INPUT RECORDS –
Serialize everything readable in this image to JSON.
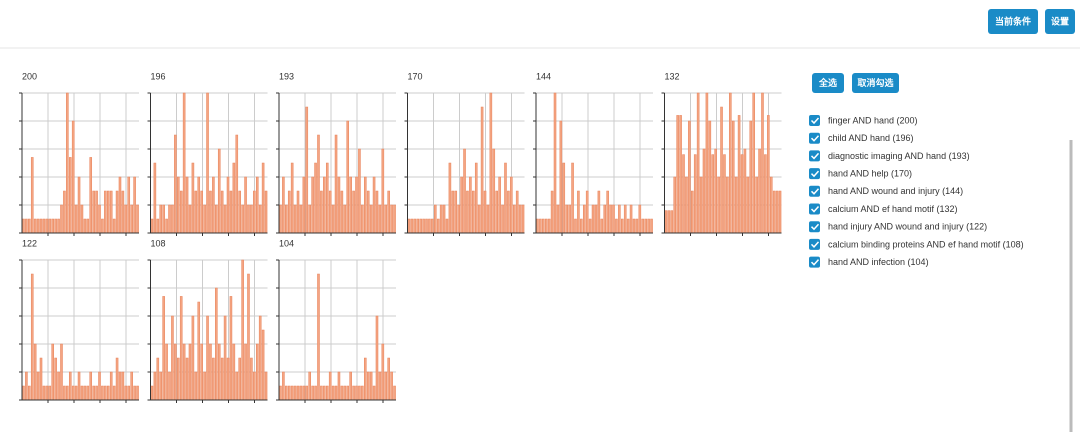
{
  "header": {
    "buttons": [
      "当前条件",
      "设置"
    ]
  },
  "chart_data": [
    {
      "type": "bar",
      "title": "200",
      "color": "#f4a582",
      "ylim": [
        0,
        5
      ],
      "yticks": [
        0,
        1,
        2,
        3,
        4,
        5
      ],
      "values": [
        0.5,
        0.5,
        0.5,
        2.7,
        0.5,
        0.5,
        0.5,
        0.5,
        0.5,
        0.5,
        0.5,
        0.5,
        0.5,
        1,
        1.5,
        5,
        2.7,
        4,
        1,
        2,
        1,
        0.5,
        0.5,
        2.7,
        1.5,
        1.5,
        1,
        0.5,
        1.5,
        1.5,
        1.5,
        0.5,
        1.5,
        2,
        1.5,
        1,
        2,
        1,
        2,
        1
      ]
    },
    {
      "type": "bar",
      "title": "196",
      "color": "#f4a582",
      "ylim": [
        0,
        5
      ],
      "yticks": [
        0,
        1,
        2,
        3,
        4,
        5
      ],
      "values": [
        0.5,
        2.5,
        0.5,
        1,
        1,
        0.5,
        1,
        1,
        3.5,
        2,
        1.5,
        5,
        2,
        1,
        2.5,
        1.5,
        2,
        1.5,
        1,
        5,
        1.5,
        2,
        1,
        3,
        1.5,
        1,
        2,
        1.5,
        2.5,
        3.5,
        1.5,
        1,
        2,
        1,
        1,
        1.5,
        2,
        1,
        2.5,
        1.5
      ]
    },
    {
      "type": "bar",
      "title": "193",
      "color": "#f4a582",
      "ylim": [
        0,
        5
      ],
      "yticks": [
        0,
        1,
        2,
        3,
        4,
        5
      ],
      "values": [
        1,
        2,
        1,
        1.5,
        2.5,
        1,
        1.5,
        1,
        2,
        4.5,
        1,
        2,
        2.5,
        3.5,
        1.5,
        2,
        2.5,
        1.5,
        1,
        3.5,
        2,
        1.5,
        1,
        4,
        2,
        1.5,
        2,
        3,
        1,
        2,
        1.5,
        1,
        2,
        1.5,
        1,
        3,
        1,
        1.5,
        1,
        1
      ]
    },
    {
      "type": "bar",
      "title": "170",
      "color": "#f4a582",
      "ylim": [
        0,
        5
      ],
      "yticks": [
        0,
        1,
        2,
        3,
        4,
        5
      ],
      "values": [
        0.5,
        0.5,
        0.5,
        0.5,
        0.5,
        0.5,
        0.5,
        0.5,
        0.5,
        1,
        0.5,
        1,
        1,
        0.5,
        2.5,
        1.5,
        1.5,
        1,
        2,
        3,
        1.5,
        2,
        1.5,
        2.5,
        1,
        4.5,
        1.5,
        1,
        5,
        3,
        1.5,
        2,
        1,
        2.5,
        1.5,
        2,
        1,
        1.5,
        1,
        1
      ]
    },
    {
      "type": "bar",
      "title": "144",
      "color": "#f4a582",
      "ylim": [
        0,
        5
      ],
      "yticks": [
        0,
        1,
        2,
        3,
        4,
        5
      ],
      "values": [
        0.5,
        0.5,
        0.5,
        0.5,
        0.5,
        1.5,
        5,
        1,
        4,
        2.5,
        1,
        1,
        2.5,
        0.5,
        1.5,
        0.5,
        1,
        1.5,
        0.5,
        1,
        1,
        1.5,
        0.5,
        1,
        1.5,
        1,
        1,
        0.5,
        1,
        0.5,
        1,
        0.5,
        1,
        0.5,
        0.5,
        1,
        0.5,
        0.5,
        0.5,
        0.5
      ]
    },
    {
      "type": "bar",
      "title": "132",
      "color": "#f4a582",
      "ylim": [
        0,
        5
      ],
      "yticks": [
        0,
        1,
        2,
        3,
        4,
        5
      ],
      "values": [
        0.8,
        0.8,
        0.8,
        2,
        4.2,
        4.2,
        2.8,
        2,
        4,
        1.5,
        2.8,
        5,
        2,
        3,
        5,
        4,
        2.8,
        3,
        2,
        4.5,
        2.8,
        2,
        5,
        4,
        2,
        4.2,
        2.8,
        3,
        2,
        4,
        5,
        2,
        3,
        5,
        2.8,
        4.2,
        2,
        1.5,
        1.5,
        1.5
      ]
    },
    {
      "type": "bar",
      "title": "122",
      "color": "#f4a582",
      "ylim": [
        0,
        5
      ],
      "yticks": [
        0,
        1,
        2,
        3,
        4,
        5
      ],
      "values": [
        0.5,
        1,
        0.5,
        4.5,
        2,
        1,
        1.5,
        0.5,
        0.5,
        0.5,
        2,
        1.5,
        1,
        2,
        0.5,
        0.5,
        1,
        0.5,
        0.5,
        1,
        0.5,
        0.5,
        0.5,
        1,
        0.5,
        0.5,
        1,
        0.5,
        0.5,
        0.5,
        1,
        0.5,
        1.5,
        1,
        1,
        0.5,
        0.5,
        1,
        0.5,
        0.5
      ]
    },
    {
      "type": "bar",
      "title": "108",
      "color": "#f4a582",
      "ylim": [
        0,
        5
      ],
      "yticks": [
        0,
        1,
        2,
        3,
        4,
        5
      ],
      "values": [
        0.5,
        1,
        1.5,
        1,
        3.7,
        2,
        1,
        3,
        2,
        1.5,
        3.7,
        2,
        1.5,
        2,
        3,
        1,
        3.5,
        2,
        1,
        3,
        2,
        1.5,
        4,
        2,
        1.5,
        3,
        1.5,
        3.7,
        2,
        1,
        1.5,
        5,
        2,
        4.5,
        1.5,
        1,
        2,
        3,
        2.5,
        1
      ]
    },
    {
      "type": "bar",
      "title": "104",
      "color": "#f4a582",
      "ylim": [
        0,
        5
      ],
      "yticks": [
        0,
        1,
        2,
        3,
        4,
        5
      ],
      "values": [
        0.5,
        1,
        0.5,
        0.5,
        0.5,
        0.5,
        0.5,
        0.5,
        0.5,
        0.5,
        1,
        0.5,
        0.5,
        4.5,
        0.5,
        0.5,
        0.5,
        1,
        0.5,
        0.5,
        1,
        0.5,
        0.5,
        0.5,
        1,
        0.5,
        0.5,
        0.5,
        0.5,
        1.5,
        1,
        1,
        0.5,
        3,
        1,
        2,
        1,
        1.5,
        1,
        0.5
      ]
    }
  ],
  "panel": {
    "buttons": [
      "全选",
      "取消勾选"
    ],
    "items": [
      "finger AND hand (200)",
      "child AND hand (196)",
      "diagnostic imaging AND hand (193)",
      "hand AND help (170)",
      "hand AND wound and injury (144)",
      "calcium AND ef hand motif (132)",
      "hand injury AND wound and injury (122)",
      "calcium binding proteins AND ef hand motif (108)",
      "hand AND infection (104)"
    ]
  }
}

EXERCISE INSTRUCTIONS – An exact number is called for here: how many lines across the records contain the word "title". Nothing else belongs in the answer.

SOLUTION TO THIS EXERCISE – 9